**Exercise prompt:**
Output each entry exactly; skip nothing.
--- start of Provided data ---
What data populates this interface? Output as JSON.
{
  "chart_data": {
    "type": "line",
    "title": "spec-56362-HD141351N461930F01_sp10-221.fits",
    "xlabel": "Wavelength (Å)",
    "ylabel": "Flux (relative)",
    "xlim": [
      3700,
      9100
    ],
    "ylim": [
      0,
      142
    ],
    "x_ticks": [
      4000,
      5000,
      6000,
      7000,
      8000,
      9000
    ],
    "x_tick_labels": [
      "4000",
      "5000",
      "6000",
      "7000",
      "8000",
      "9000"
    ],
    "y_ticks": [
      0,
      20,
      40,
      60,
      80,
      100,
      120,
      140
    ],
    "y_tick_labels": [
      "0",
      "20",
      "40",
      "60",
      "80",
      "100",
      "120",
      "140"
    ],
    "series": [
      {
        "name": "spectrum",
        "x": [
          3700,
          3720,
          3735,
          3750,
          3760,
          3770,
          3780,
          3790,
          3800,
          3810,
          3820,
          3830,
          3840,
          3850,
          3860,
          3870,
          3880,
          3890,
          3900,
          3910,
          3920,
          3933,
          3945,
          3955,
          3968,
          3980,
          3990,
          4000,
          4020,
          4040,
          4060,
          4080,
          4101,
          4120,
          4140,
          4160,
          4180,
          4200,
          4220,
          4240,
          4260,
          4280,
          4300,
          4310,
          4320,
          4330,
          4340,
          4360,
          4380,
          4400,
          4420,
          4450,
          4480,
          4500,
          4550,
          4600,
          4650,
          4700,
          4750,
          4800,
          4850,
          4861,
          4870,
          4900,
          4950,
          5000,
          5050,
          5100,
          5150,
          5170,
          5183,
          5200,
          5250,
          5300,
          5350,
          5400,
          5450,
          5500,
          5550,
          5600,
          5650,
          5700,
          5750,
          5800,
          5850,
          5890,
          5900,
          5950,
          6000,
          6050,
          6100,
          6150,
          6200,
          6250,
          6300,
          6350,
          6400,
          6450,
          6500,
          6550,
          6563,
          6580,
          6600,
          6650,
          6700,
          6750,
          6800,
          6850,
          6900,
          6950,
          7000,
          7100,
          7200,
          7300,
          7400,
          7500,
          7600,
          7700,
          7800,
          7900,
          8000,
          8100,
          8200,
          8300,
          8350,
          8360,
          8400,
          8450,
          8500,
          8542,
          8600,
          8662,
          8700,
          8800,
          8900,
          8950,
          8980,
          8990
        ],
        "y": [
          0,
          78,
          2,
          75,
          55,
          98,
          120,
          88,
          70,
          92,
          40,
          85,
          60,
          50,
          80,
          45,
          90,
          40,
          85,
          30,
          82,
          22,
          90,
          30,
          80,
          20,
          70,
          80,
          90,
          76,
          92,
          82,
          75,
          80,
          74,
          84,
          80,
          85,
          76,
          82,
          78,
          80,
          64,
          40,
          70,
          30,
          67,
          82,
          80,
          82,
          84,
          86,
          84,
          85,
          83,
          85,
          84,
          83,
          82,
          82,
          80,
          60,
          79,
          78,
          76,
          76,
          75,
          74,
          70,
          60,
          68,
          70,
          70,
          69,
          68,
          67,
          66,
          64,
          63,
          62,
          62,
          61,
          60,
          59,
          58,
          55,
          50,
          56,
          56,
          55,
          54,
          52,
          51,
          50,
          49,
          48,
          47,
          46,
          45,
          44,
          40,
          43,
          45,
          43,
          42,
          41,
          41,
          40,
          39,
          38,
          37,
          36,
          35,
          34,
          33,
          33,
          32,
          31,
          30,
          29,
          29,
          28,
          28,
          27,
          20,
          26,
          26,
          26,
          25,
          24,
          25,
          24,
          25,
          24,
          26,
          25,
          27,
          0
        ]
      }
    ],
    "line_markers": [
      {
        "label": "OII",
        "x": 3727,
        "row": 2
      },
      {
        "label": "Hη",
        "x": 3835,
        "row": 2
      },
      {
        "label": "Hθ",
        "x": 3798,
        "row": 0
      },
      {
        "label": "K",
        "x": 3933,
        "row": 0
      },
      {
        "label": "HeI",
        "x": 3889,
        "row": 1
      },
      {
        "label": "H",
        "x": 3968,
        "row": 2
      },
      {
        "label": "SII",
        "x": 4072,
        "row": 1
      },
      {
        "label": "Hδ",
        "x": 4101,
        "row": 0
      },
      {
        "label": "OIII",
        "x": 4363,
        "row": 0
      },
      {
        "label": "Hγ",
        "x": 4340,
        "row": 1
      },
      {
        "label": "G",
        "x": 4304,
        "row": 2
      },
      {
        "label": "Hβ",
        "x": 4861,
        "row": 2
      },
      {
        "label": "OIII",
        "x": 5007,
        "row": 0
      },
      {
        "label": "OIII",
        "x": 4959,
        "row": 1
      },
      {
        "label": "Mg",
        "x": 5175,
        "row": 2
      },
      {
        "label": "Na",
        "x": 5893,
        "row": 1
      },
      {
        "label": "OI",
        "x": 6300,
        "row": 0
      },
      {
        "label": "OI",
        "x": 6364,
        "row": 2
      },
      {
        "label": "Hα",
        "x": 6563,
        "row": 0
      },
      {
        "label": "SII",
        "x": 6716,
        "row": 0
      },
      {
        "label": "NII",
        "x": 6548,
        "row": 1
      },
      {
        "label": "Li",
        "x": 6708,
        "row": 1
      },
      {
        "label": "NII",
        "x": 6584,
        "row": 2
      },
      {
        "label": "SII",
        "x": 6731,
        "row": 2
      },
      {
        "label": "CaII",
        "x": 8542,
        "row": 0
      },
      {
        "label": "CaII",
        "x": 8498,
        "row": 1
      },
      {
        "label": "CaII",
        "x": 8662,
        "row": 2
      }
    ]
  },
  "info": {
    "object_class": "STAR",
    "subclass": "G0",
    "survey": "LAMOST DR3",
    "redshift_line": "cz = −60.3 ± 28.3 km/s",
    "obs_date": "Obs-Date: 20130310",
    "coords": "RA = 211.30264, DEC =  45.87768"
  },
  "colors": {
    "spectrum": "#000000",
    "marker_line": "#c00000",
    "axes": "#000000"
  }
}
--- end of Provided data ---
**Correct answer:**
What data populates this interface? Output as JSON.
{
  "chart_data": {
    "type": "line",
    "title": "spec-56362-HD141351N461930F01_sp10-221.fits",
    "xlabel": "Wavelength (Å)",
    "ylabel": "Flux (relative)",
    "xlim": [
      3700,
      9100
    ],
    "ylim": [
      0,
      142
    ],
    "x_ticks": [
      4000,
      5000,
      6000,
      7000,
      8000,
      9000
    ],
    "x_tick_labels": [
      "4000",
      "5000",
      "6000",
      "7000",
      "8000",
      "9000"
    ],
    "y_ticks": [
      0,
      20,
      40,
      60,
      80,
      100,
      120,
      140
    ],
    "y_tick_labels": [
      "0",
      "20",
      "40",
      "60",
      "80",
      "100",
      "120",
      "140"
    ],
    "series": [
      {
        "name": "spectrum",
        "x": [
          3700,
          3720,
          3735,
          3750,
          3760,
          3770,
          3780,
          3790,
          3800,
          3810,
          3820,
          3830,
          3840,
          3850,
          3860,
          3870,
          3880,
          3890,
          3900,
          3910,
          3920,
          3933,
          3945,
          3955,
          3968,
          3980,
          3990,
          4000,
          4020,
          4040,
          4060,
          4080,
          4101,
          4120,
          4140,
          4160,
          4180,
          4200,
          4220,
          4240,
          4260,
          4280,
          4300,
          4310,
          4320,
          4330,
          4340,
          4360,
          4380,
          4400,
          4420,
          4450,
          4480,
          4500,
          4550,
          4600,
          4650,
          4700,
          4750,
          4800,
          4850,
          4861,
          4870,
          4900,
          4950,
          5000,
          5050,
          5100,
          5150,
          5170,
          5183,
          5200,
          5250,
          5300,
          5350,
          5400,
          5450,
          5500,
          5550,
          5600,
          5650,
          5700,
          5750,
          5800,
          5850,
          5890,
          5900,
          5950,
          6000,
          6050,
          6100,
          6150,
          6200,
          6250,
          6300,
          6350,
          6400,
          6450,
          6500,
          6550,
          6563,
          6580,
          6600,
          6650,
          6700,
          6750,
          6800,
          6850,
          6900,
          6950,
          7000,
          7100,
          7200,
          7300,
          7400,
          7500,
          7600,
          7700,
          7800,
          7900,
          8000,
          8100,
          8200,
          8300,
          8350,
          8360,
          8400,
          8450,
          8500,
          8542,
          8600,
          8662,
          8700,
          8800,
          8900,
          8950,
          8980,
          8990
        ],
        "y": [
          0,
          78,
          2,
          75,
          55,
          98,
          120,
          88,
          70,
          92,
          40,
          85,
          60,
          50,
          80,
          45,
          90,
          40,
          85,
          30,
          82,
          22,
          90,
          30,
          80,
          20,
          70,
          80,
          90,
          76,
          92,
          82,
          75,
          80,
          74,
          84,
          80,
          85,
          76,
          82,
          78,
          80,
          64,
          40,
          70,
          30,
          67,
          82,
          80,
          82,
          84,
          86,
          84,
          85,
          83,
          85,
          84,
          83,
          82,
          82,
          80,
          60,
          79,
          78,
          76,
          76,
          75,
          74,
          70,
          60,
          68,
          70,
          70,
          69,
          68,
          67,
          66,
          64,
          63,
          62,
          62,
          61,
          60,
          59,
          58,
          55,
          50,
          56,
          56,
          55,
          54,
          52,
          51,
          50,
          49,
          48,
          47,
          46,
          45,
          44,
          40,
          43,
          45,
          43,
          42,
          41,
          41,
          40,
          39,
          38,
          37,
          36,
          35,
          34,
          33,
          33,
          32,
          31,
          30,
          29,
          29,
          28,
          28,
          27,
          20,
          26,
          26,
          26,
          25,
          24,
          25,
          24,
          25,
          24,
          26,
          25,
          27,
          0
        ]
      }
    ],
    "line_markers": [
      {
        "label": "OII",
        "x": 3727,
        "row": 2
      },
      {
        "label": "Hη",
        "x": 3835,
        "row": 2
      },
      {
        "label": "Hθ",
        "x": 3798,
        "row": 0
      },
      {
        "label": "K",
        "x": 3933,
        "row": 0
      },
      {
        "label": "HeI",
        "x": 3889,
        "row": 1
      },
      {
        "label": "H",
        "x": 3968,
        "row": 2
      },
      {
        "label": "SII",
        "x": 4072,
        "row": 1
      },
      {
        "label": "Hδ",
        "x": 4101,
        "row": 0
      },
      {
        "label": "OIII",
        "x": 4363,
        "row": 0
      },
      {
        "label": "Hγ",
        "x": 4340,
        "row": 1
      },
      {
        "label": "G",
        "x": 4304,
        "row": 2
      },
      {
        "label": "Hβ",
        "x": 4861,
        "row": 2
      },
      {
        "label": "OIII",
        "x": 5007,
        "row": 0
      },
      {
        "label": "OIII",
        "x": 4959,
        "row": 1
      },
      {
        "label": "Mg",
        "x": 5175,
        "row": 2
      },
      {
        "label": "Na",
        "x": 5893,
        "row": 1
      },
      {
        "label": "OI",
        "x": 6300,
        "row": 0
      },
      {
        "label": "OI",
        "x": 6364,
        "row": 2
      },
      {
        "label": "Hα",
        "x": 6563,
        "row": 0
      },
      {
        "label": "SII",
        "x": 6716,
        "row": 0
      },
      {
        "label": "NII",
        "x": 6548,
        "row": 1
      },
      {
        "label": "Li",
        "x": 6708,
        "row": 1
      },
      {
        "label": "NII",
        "x": 6584,
        "row": 2
      },
      {
        "label": "SII",
        "x": 6731,
        "row": 2
      },
      {
        "label": "CaII",
        "x": 8542,
        "row": 0
      },
      {
        "label": "CaII",
        "x": 8498,
        "row": 1
      },
      {
        "label": "CaII",
        "x": 8662,
        "row": 2
      }
    ]
  },
  "info": {
    "object_class": "STAR",
    "subclass": "G0",
    "survey": "LAMOST DR3",
    "redshift_line": "cz = −60.3 ± 28.3 km/s",
    "obs_date": "Obs-Date: 20130310",
    "coords": "RA = 211.30264, DEC =  45.87768"
  },
  "colors": {
    "spectrum": "#000000",
    "marker_line": "#c00000",
    "axes": "#000000"
  }
}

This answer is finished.